Goal :: Each line of the material must be repeated precisely, with the pictures left out.

Records from a data source
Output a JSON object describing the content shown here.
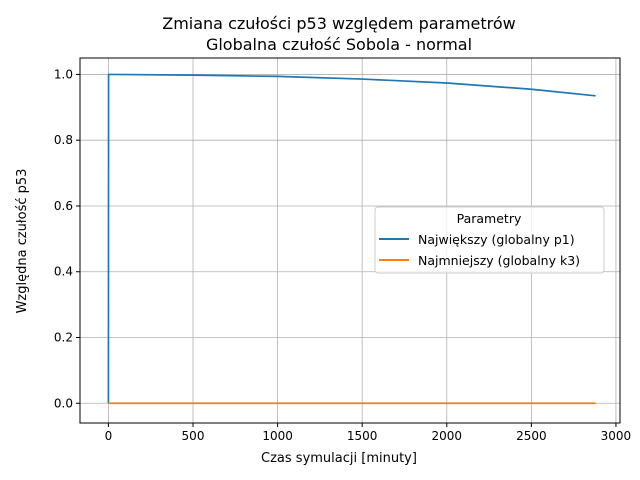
{
  "chart_data": {
    "type": "line",
    "title_line1": "Zmiana czułości p53 względem parametrów",
    "title_line2": "Globalna czułość Sobola - normal",
    "xlabel": "Czas symulacji [minuty]",
    "ylabel": "Względna czułość p53",
    "xlim": [
      -168,
      3024
    ],
    "ylim": [
      -0.06,
      1.05
    ],
    "xticks": [
      0,
      500,
      1000,
      1500,
      2000,
      2500,
      3000
    ],
    "yticks": [
      0.0,
      0.2,
      0.4,
      0.6,
      0.8,
      1.0
    ],
    "xtick_labels": [
      "0",
      "500",
      "1000",
      "1500",
      "2000",
      "2500",
      "3000"
    ],
    "ytick_labels": [
      "0.0",
      "0.2",
      "0.4",
      "0.6",
      "0.8",
      "1.0"
    ],
    "grid": true,
    "legend": {
      "title": "Parametry",
      "placement": "center-right"
    },
    "series": [
      {
        "name": "Największy (globalny p1)",
        "color": "#1f77b4",
        "x": [
          0,
          1,
          10,
          500,
          1000,
          1500,
          2000,
          2500,
          2880
        ],
        "y": [
          0.0,
          1.0,
          1.0,
          0.998,
          0.994,
          0.986,
          0.974,
          0.955,
          0.935
        ]
      },
      {
        "name": "Najmniejszy (globalny k3)",
        "color": "#ff7f0e",
        "x": [
          0,
          500,
          1000,
          1500,
          2000,
          2500,
          2880
        ],
        "y": [
          0.0,
          0.0,
          0.0,
          0.0,
          0.0,
          0.0,
          0.0
        ]
      }
    ]
  }
}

Answer to this problem ::
Output a JSON object describing the content shown here.
{
  "chart_data": {
    "type": "line",
    "title_line1": "Zmiana czułości p53 względem parametrów",
    "title_line2": "Globalna czułość Sobola - normal",
    "xlabel": "Czas symulacji [minuty]",
    "ylabel": "Względna czułość p53",
    "xlim": [
      -168,
      3024
    ],
    "ylim": [
      -0.06,
      1.05
    ],
    "xticks": [
      0,
      500,
      1000,
      1500,
      2000,
      2500,
      3000
    ],
    "yticks": [
      0.0,
      0.2,
      0.4,
      0.6,
      0.8,
      1.0
    ],
    "xtick_labels": [
      "0",
      "500",
      "1000",
      "1500",
      "2000",
      "2500",
      "3000"
    ],
    "ytick_labels": [
      "0.0",
      "0.2",
      "0.4",
      "0.6",
      "0.8",
      "1.0"
    ],
    "grid": true,
    "legend": {
      "title": "Parametry",
      "placement": "center-right"
    },
    "series": [
      {
        "name": "Największy (globalny p1)",
        "color": "#1f77b4",
        "x": [
          0,
          1,
          10,
          500,
          1000,
          1500,
          2000,
          2500,
          2880
        ],
        "y": [
          0.0,
          1.0,
          1.0,
          0.998,
          0.994,
          0.986,
          0.974,
          0.955,
          0.935
        ]
      },
      {
        "name": "Najmniejszy (globalny k3)",
        "color": "#ff7f0e",
        "x": [
          0,
          500,
          1000,
          1500,
          2000,
          2500,
          2880
        ],
        "y": [
          0.0,
          0.0,
          0.0,
          0.0,
          0.0,
          0.0,
          0.0
        ]
      }
    ]
  }
}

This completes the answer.